Task directions — Collect every line in the records below that contains the word "Dette".
-------
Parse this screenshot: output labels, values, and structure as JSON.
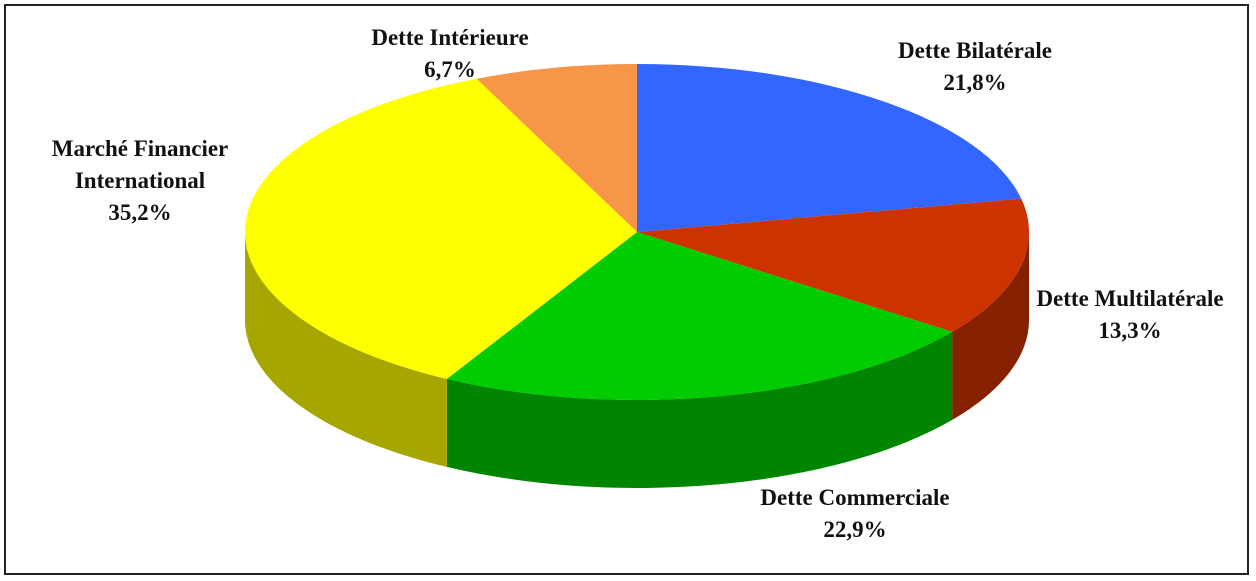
{
  "chart_data": {
    "type": "pie3d",
    "categories": [
      "Dette Bilatérale",
      "Dette Multilatérale",
      "Dette Commerciale",
      "Marché Financier International",
      "Dette Intérieure"
    ],
    "values": [
      21.8,
      13.3,
      22.9,
      35.2,
      6.7
    ],
    "value_labels": [
      "21,8%",
      "13,3%",
      "22,9%",
      "35,2%",
      "6,7%"
    ],
    "colors": [
      "#3366ff",
      "#cc3300",
      "#00cc00",
      "#ffff00",
      "#f79646"
    ]
  }
}
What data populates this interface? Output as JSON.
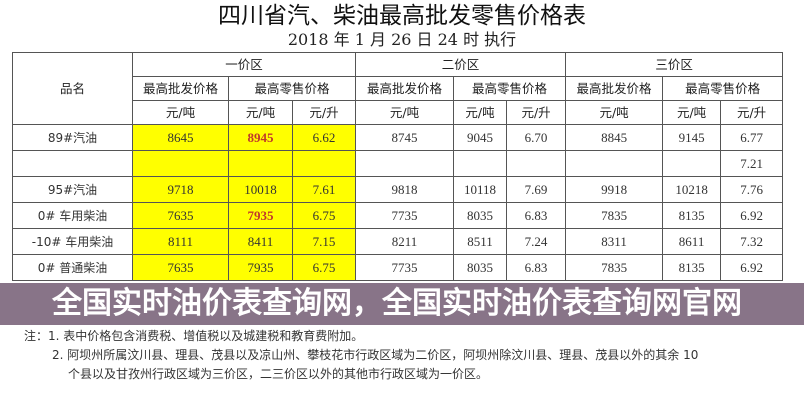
{
  "title": "四川省汽、柴油最高批发零售价格表",
  "subtitle": "2018 年 1 月 26 日 24 时 执行",
  "table": {
    "name_header": "品名",
    "zones": [
      "一价区",
      "二价区",
      "三价区"
    ],
    "wholesale_label": "最高批发价格",
    "retail_label": "最高零售价格",
    "unit_ton": "元/吨",
    "unit_liter": "元/升",
    "rows": [
      {
        "name": "89#汽油",
        "cells": [
          "8645",
          "8945",
          "6.62",
          "8745",
          "9045",
          "6.70",
          "8845",
          "9145",
          "6.77"
        ]
      },
      {
        "name": "",
        "cells": [
          "",
          "",
          "",
          "",
          "",
          "",
          "",
          "",
          "7.21"
        ]
      },
      {
        "name": "95#汽油",
        "cells": [
          "9718",
          "10018",
          "7.61",
          "9818",
          "10118",
          "7.69",
          "9918",
          "10218",
          "7.76"
        ]
      },
      {
        "name": "0# 车用柴油",
        "cells": [
          "7635",
          "7935",
          "6.75",
          "7735",
          "8035",
          "6.83",
          "7835",
          "8135",
          "6.92"
        ]
      },
      {
        "name": "-10# 车用柴油",
        "cells": [
          "8111",
          "8411",
          "7.15",
          "8211",
          "8511",
          "7.24",
          "8311",
          "8611",
          "7.32"
        ]
      },
      {
        "name": "0# 普通柴油",
        "cells": [
          "7635",
          "7935",
          "6.75",
          "7735",
          "8035",
          "6.83",
          "7835",
          "8135",
          "6.92"
        ]
      }
    ],
    "highlight_color": "#ffff00",
    "emphasis_color": "#c0392b"
  },
  "notes": [
    "注：1. 表中价格包含消费税、增值税以及城建税和教育费附加。",
    "2. 阿坝州所属汶川县、理县、茂县以及凉山州、攀枝花市行政区域为二价区，阿坝州除汶川县、理县、茂县以外的其余 10",
    "个县以及甘孜州行政区域为三价区，二三价区以外的其他市行政区域为一价区。"
  ],
  "banner": "全国实时油价表查询网，全国实时油价表查询网官网"
}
-------
Written reply —
      "Dette Bilatérale",
      "Dette Multilatérale",
      "Dette Commerciale",
      "Dette Intérieure"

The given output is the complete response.